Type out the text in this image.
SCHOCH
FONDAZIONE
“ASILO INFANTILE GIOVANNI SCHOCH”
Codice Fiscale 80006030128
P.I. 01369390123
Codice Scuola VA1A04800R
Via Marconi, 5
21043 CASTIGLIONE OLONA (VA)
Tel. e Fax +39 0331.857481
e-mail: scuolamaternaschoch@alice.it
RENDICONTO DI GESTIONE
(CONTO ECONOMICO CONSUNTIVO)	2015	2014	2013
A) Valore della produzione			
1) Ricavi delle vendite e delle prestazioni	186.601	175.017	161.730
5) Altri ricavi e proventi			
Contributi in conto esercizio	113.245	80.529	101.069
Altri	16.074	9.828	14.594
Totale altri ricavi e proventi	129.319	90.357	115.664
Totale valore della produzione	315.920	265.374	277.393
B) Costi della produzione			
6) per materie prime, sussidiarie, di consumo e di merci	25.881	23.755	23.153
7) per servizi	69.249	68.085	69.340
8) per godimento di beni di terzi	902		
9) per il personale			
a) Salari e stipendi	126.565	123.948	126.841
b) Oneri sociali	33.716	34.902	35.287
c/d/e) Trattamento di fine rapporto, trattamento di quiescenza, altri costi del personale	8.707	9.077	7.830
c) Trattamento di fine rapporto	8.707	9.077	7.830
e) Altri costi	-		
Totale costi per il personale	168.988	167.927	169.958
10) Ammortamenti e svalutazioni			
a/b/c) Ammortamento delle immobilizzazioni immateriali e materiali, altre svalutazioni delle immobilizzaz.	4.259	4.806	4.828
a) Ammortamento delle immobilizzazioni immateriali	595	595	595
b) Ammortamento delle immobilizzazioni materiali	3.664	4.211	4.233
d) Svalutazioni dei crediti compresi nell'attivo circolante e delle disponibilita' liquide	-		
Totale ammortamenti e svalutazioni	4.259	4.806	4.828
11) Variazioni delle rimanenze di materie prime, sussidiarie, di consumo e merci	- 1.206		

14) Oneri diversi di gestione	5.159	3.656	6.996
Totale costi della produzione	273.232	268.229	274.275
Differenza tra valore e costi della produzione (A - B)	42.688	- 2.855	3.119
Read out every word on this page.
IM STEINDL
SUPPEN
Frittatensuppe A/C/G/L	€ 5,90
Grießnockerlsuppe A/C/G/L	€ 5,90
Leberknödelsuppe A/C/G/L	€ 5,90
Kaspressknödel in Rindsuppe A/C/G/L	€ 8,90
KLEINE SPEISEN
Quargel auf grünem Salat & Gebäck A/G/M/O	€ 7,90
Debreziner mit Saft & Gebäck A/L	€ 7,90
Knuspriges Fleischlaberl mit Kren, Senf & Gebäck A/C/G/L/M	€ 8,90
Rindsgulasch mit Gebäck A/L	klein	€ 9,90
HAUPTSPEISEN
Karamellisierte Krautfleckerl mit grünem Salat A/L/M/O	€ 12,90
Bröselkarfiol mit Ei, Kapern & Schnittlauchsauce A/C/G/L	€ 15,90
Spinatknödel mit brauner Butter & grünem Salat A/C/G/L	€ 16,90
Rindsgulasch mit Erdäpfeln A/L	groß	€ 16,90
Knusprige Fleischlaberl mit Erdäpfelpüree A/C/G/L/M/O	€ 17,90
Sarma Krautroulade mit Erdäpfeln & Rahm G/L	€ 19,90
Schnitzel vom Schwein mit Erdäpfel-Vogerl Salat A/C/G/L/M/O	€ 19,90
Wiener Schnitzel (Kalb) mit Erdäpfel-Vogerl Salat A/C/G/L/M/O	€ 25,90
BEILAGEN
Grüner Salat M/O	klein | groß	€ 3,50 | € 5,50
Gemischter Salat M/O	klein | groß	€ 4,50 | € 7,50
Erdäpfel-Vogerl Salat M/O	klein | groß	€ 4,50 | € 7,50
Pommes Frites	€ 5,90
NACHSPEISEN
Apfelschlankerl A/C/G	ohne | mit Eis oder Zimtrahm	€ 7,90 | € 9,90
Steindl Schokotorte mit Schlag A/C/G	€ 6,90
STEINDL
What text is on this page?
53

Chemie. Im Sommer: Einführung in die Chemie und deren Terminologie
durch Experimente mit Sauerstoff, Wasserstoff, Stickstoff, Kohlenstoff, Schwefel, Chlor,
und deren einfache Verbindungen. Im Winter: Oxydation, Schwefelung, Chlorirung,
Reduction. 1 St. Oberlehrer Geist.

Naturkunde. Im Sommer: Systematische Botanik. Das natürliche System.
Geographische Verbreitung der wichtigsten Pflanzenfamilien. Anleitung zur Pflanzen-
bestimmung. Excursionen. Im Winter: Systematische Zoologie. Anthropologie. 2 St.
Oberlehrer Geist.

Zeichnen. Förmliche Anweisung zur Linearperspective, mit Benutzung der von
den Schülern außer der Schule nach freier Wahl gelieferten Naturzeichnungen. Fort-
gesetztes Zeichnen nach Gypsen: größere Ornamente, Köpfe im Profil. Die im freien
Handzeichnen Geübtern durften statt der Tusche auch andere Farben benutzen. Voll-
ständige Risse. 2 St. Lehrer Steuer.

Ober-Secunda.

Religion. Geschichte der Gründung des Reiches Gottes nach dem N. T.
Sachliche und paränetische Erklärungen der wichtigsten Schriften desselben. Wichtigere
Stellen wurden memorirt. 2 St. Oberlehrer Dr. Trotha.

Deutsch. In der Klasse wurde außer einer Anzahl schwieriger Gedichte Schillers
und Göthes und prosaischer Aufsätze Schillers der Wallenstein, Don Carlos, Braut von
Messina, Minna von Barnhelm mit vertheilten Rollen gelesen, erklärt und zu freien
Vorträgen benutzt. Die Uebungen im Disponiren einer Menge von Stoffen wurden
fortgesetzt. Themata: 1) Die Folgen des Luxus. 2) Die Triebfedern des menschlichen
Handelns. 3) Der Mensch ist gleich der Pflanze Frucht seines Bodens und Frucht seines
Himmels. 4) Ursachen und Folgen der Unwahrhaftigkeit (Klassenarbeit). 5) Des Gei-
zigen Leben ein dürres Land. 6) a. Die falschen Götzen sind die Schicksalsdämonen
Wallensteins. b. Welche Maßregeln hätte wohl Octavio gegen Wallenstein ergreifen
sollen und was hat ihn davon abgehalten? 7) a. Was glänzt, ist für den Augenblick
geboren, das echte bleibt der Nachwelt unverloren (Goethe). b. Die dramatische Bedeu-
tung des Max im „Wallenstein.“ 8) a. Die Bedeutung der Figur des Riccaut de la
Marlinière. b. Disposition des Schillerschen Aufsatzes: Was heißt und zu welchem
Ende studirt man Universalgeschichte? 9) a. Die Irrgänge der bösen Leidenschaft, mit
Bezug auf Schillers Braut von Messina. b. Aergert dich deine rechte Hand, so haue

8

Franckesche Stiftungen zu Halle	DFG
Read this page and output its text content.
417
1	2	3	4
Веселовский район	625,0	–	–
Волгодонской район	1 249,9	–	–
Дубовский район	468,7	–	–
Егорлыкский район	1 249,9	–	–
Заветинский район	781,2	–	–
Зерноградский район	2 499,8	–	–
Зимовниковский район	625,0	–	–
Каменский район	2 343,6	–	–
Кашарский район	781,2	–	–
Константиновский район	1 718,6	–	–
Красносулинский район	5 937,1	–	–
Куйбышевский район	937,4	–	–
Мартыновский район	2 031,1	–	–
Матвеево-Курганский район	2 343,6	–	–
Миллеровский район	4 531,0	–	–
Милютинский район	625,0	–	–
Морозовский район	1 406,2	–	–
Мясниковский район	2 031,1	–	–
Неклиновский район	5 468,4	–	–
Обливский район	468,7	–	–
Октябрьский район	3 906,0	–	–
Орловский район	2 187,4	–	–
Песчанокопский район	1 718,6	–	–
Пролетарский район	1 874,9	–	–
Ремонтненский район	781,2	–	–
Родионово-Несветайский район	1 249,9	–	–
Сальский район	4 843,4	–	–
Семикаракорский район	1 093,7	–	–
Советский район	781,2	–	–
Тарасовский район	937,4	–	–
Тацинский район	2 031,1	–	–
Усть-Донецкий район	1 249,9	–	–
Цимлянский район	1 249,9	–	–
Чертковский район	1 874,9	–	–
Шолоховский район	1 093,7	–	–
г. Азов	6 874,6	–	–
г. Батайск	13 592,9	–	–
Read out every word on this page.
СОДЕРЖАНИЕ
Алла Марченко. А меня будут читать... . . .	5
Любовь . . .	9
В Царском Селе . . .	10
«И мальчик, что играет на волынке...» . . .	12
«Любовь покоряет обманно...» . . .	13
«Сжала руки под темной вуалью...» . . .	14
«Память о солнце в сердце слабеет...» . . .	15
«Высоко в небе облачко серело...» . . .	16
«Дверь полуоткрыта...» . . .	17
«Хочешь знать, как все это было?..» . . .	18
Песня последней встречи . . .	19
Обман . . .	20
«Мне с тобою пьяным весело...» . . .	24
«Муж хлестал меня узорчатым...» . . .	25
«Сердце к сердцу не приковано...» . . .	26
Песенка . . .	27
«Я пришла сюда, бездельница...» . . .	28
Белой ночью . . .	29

-*-*-

*DIRECTIONS FOR THIS TASK:* Using the entries above, return each line that includes the word "produzione".

*RESULT FOR THIS TASK:*
A) Valore della produzione			
Totale valore della produzione	315.920	265.374	277.393
B) Costi della produzione			
Totale costi della produzione	273.232	268.229	274.275
Differenza tra valore e costi della produzione (A - B)	42.688	- 2.855	3.119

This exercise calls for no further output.